§ Collected data entries
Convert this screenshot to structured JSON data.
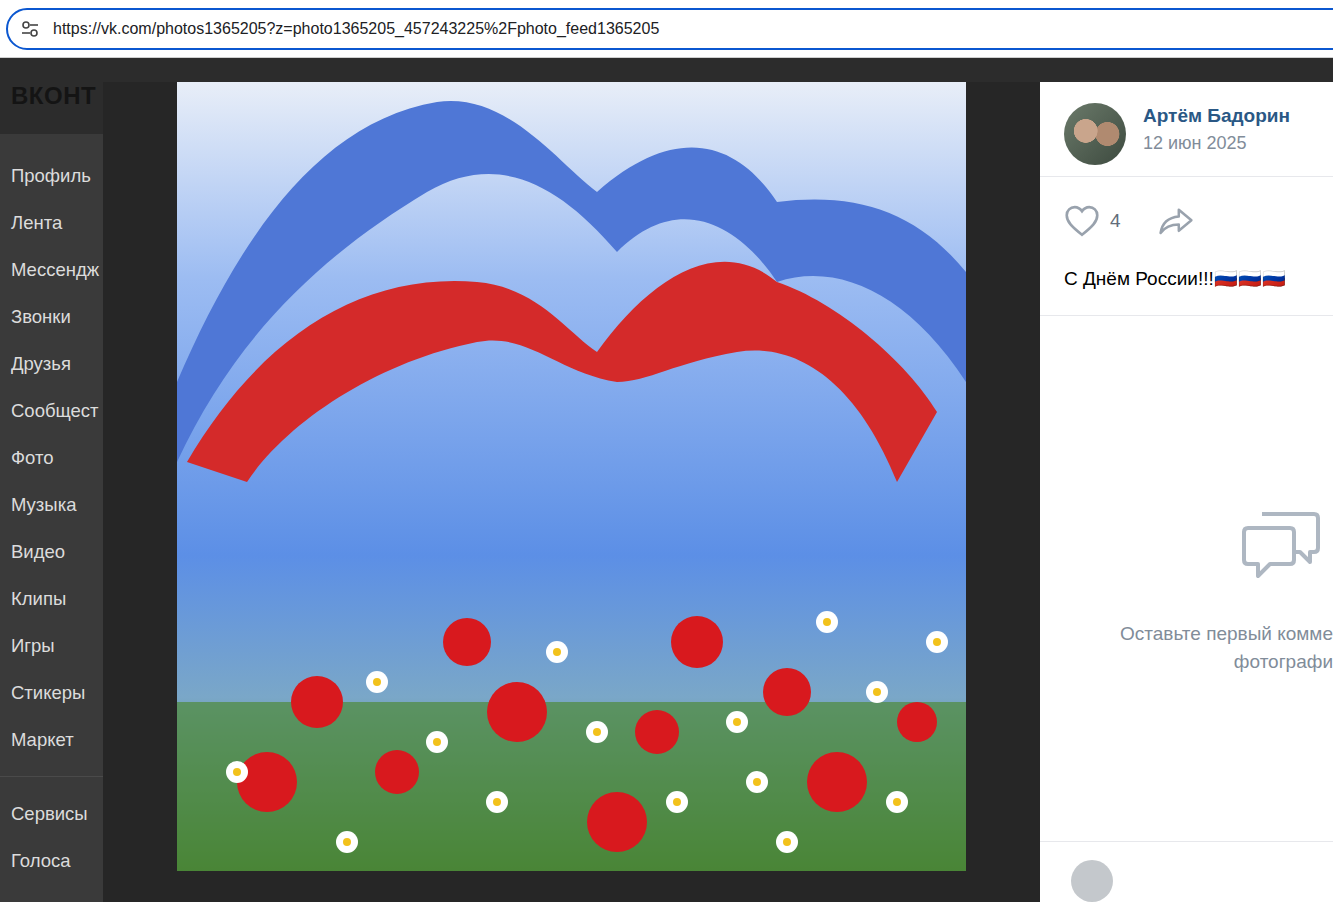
{
  "browser": {
    "url": "https://vk.com/photos1365205?z=photo1365205_457243225%2Fphoto_feed1365205"
  },
  "sidebar": {
    "logo": "ВКОНТ",
    "items": [
      "Профиль",
      "Лента",
      "Мессендж",
      "Звонки",
      "Друзья",
      "Сообщест",
      "Фото",
      "Музыка",
      "Видео",
      "Клипы",
      "Игры",
      "Стикеры",
      "Маркет"
    ],
    "secondary_items": [
      "Сервисы",
      "Голоса"
    ]
  },
  "viewer": {
    "author": {
      "name": "Артём Бадорин",
      "date": "12 июн 2025"
    },
    "likes": "4",
    "liked": false,
    "caption": "С Днём России!!!🇷🇺🇷🇺🇷🇺",
    "comments_empty": [
      "Оставьте первый комме",
      "фотографи"
    ]
  }
}
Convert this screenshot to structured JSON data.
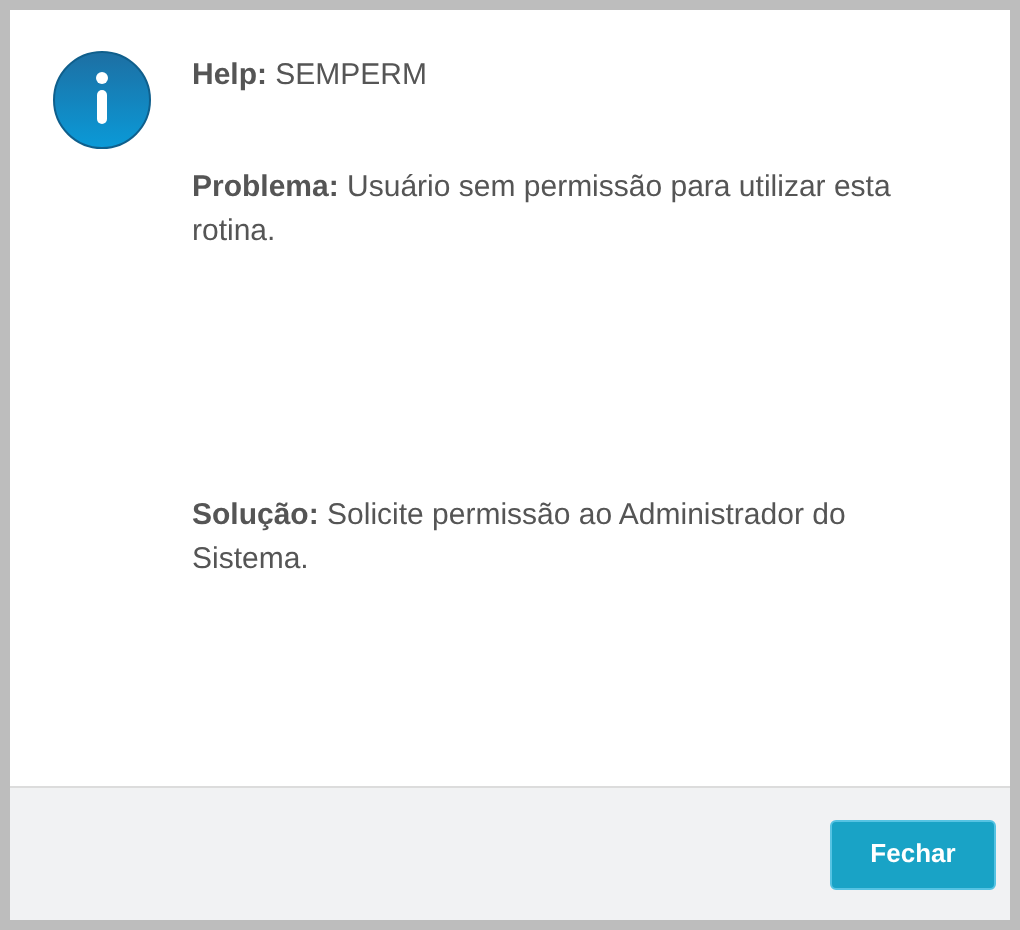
{
  "messages": [
    {
      "text": "**Help:** SEMPERM"
    },
    {
      "text": "**Problema:** Usuário sem permissão para utilizar esta rotina."
    },
    {
      "text": "**Solução:** Solicite permissão ao Administrador do Sistema."
    }
  ],
  "buttons": [
    "Fechar"
  ]
}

§ Short task
Look through the material above. Copy each line where the word "text" appears.

§ Task solution
      "text": "**Help:** SEMPERM"
      "text": "**Problema:** Usuário sem permissão para utilizar esta rotina."
      "text": "**Solução:** Solicite permissão ao Administrador do Sistema."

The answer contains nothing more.